Collection entries:
★ ★ ★ ★ ★ ★ ★

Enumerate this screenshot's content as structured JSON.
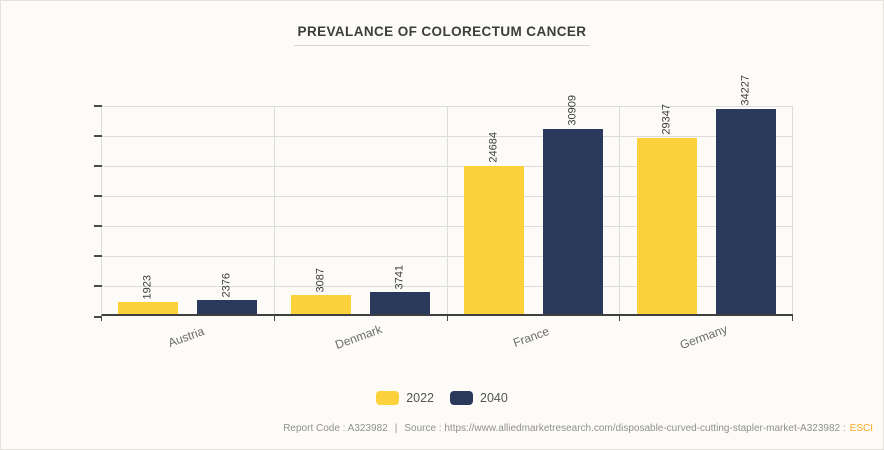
{
  "title": "PREVALANCE OF COLORECTUM CANCER",
  "chart_data": {
    "type": "bar",
    "title": "PREVALANCE OF COLORECTUM CANCER",
    "categories": [
      "Austria",
      "Denmark",
      "France",
      "Germany"
    ],
    "series": [
      {
        "name": "2022",
        "color": "#fcd13b",
        "values": [
          1923,
          3087,
          24684,
          29347
        ]
      },
      {
        "name": "2040",
        "color": "#2b3a5c",
        "values": [
          2376,
          3741,
          30909,
          34227
        ]
      }
    ],
    "xlabel": "",
    "ylabel": "",
    "ylim": [
      0,
      35000
    ],
    "grid_step": 5000,
    "grid": true,
    "y_tick_labels_visible": false,
    "value_labels_rotation": -90,
    "legend_position": "bottom"
  },
  "colors": {
    "background": "#fdfbf7",
    "gridline": "#dcdcdc",
    "axis": "#3f3f3f",
    "series_2022": "#fcd13b",
    "series_2040": "#2b3a5c",
    "brand_accent": "#f6a821"
  },
  "footer": {
    "report_code": "Report Code : A323982",
    "separator": "|",
    "source": "Source : https://www.alliedmarketresearch.com/disposable-curved-cutting-stapler-market-A323982 :",
    "brand": "ESCI",
    "brand_color": "#f6a821"
  }
}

★ ★ ★ ★ ★ ★ ★

Exercise details: From the entries above, extract every line where the word "COLORECTUM" appears.

Solution to this task:
  "title": "PREVALANCE OF COLORECTUM CANCER",
    "title": "PREVALANCE OF COLORECTUM CANCER",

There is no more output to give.